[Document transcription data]
━━━

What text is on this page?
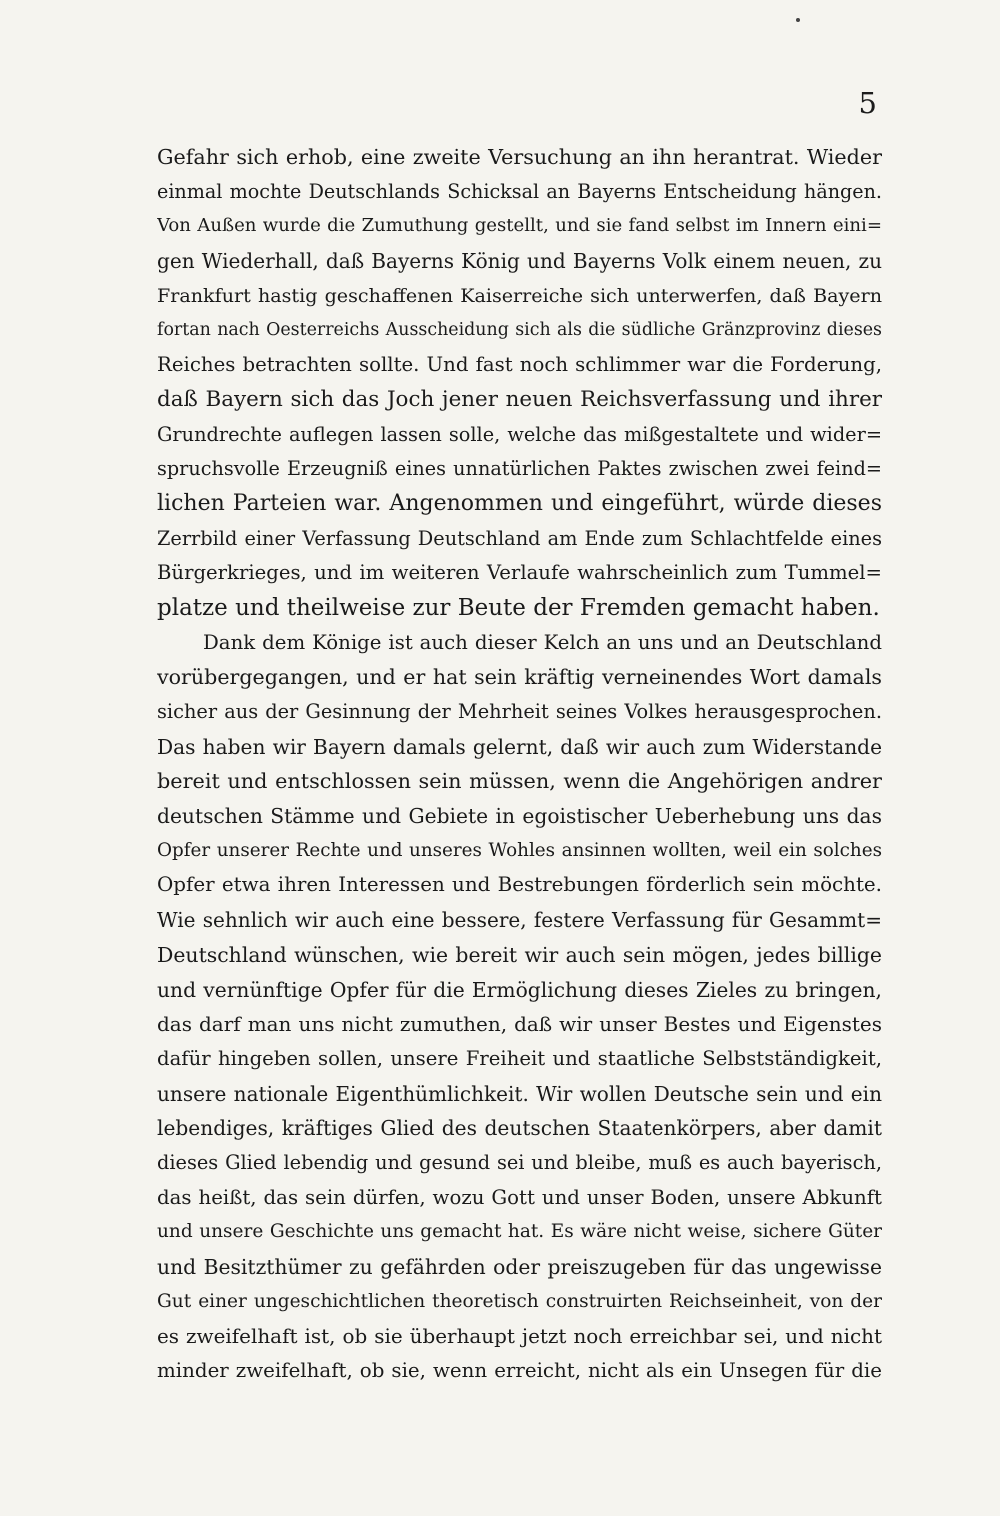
5
Gefahr sich erhob, eine zweite Versuchung an ihn herantrat. Wieder
einmal mochte Deutschlands Schicksal an Bayerns Entscheidung hängen.
Von Außen wurde die Zumuthung gestellt, und sie fand selbst im Innern eini=
gen Wiederhall, daß Bayerns König und Bayerns Volk einem neuen, zu
Frankfurt hastig geschaffenen Kaiserreiche sich unterwerfen, daß Bayern
fortan nach Oesterreichs Ausscheidung sich als die südliche Gränzprovinz dieses
Reiches betrachten sollte. Und fast noch schlimmer war die Forderung,
daß Bayern sich das Joch jener neuen Reichsverfassung und ihrer
Grundrechte auflegen lassen solle, welche das mißgestaltete und wider=
spruchsvolle Erzeugniß eines unnatürlichen Paktes zwischen zwei feind=
lichen Parteien war. Angenommen und eingeführt, würde dieses
Zerrbild einer Verfassung Deutschland am Ende zum Schlachtfelde eines
Bürgerkrieges, und im weiteren Verlaufe wahrscheinlich zum Tummel=
platze und theilweise zur Beute der Fremden gemacht haben.
Dank dem Könige ist auch dieser Kelch an uns und an Deutschland
vorübergegangen, und er hat sein kräftig verneinendes Wort damals
sicher aus der Gesinnung der Mehrheit seines Volkes herausgesprochen.
Das haben wir Bayern damals gelernt, daß wir auch zum Widerstande
bereit und entschlossen sein müssen, wenn die Angehörigen andrer
deutschen Stämme und Gebiete in egoistischer Ueberhebung uns das
Opfer unserer Rechte und unseres Wohles ansinnen wollten, weil ein solches
Opfer etwa ihren Interessen und Bestrebungen förderlich sein möchte.
Wie sehnlich wir auch eine bessere, festere Verfassung für Gesammt=
Deutschland wünschen, wie bereit wir auch sein mögen, jedes billige
und vernünftige Opfer für die Ermöglichung dieses Zieles zu bringen,
das darf man uns nicht zumuthen, daß wir unser Bestes und Eigenstes
dafür hingeben sollen, unsere Freiheit und staatliche Selbstständigkeit,
unsere nationale Eigenthümlichkeit. Wir wollen Deutsche sein und ein
lebendiges, kräftiges Glied des deutschen Staatenkörpers, aber damit
dieses Glied lebendig und gesund sei und bleibe, muß es auch bayerisch,
das heißt, das sein dürfen, wozu Gott und unser Boden, unsere Abkunft
und unsere Geschichte uns gemacht hat. Es wäre nicht weise, sichere Güter
und Besitzthümer zu gefährden oder preiszugeben für das ungewisse
Gut einer ungeschichtlichen theoretisch construirten Reichseinheit, von der
es zweifelhaft ist, ob sie überhaupt jetzt noch erreichbar sei, und nicht
minder zweifelhaft, ob sie, wenn erreicht, nicht als ein Unsegen für die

━━━

• **EXERCISE**
Give every entry again verbatim, with no pictures.

• **PROBLEM SOLUTION**
What text is on this page?
5
Gefahr sich erhob, eine zweite Versuchung an ihn herantrat. Wieder
einmal mochte Deutschlands Schicksal an Bayerns Entscheidung hängen.
Von Außen wurde die Zumuthung gestellt, und sie fand selbst im Innern eini=
gen Wiederhall, daß Bayerns König und Bayerns Volk einem neuen, zu
Frankfurt hastig geschaffenen Kaiserreiche sich unterwerfen, daß Bayern
fortan nach Oesterreichs Ausscheidung sich als die südliche Gränzprovinz dieses
Reiches betrachten sollte. Und fast noch schlimmer war die Forderung,
daß Bayern sich das Joch jener neuen Reichsverfassung und ihrer
Grundrechte auflegen lassen solle, welche das mißgestaltete und wider=
spruchsvolle Erzeugniß eines unnatürlichen Paktes zwischen zwei feind=
lichen Parteien war. Angenommen und eingeführt, würde dieses
Zerrbild einer Verfassung Deutschland am Ende zum Schlachtfelde eines
Bürgerkrieges, und im weiteren Verlaufe wahrscheinlich zum Tummel=
platze und theilweise zur Beute der Fremden gemacht haben.
Dank dem Könige ist auch dieser Kelch an uns und an Deutschland
vorübergegangen, und er hat sein kräftig verneinendes Wort damals
sicher aus der Gesinnung der Mehrheit seines Volkes herausgesprochen.
Das haben wir Bayern damals gelernt, daß wir auch zum Widerstande
bereit und entschlossen sein müssen, wenn die Angehörigen andrer
deutschen Stämme und Gebiete in egoistischer Ueberhebung uns das
Opfer unserer Rechte und unseres Wohles ansinnen wollten, weil ein solches
Opfer etwa ihren Interessen und Bestrebungen förderlich sein möchte.
Wie sehnlich wir auch eine bessere, festere Verfassung für Gesammt=
Deutschland wünschen, wie bereit wir auch sein mögen, jedes billige
und vernünftige Opfer für die Ermöglichung dieses Zieles zu bringen,
das darf man uns nicht zumuthen, daß wir unser Bestes und Eigenstes
dafür hingeben sollen, unsere Freiheit und staatliche Selbstständigkeit,
unsere nationale Eigenthümlichkeit. Wir wollen Deutsche sein und ein
lebendiges, kräftiges Glied des deutschen Staatenkörpers, aber damit
dieses Glied lebendig und gesund sei und bleibe, muß es auch bayerisch,
das heißt, das sein dürfen, wozu Gott und unser Boden, unsere Abkunft
und unsere Geschichte uns gemacht hat. Es wäre nicht weise, sichere Güter
und Besitzthümer zu gefährden oder preiszugeben für das ungewisse
Gut einer ungeschichtlichen theoretisch construirten Reichseinheit, von der
es zweifelhaft ist, ob sie überhaupt jetzt noch erreichbar sei, und nicht
minder zweifelhaft, ob sie, wenn erreicht, nicht als ein Unsegen für die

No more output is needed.